Instruction = Every line with the word "Quality" in it should be extracted from the data that follows.

Items listed in a dataset
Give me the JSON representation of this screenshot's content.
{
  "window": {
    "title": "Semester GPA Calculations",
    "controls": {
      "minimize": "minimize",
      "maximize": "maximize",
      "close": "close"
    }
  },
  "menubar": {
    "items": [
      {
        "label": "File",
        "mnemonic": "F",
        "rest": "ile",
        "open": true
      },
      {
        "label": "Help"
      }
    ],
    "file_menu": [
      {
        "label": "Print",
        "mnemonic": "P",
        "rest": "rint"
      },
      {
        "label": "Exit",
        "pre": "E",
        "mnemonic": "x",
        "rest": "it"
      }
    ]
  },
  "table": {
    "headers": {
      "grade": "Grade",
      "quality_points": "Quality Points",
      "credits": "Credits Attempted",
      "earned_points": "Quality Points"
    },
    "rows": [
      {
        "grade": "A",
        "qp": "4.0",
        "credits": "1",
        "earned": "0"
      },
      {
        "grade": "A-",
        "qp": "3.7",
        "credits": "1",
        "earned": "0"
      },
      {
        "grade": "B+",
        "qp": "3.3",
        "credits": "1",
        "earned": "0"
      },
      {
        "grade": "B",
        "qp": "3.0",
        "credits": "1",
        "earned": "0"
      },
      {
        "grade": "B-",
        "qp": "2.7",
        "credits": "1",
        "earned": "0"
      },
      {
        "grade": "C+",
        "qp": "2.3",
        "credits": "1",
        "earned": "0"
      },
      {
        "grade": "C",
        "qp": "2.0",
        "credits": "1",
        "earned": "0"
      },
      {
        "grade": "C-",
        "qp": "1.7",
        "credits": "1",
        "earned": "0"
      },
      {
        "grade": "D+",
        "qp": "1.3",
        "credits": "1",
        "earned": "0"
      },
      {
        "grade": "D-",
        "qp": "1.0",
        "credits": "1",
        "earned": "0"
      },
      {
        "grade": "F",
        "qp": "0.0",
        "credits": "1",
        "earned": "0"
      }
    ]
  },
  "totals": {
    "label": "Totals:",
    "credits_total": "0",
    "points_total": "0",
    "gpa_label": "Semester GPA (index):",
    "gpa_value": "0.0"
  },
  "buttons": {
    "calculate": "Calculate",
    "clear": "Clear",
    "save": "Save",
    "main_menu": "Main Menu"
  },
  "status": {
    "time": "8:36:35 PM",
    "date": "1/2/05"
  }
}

Solved problem =
      "quality_points": "Quality Points",
      "earned_points": "Quality Points"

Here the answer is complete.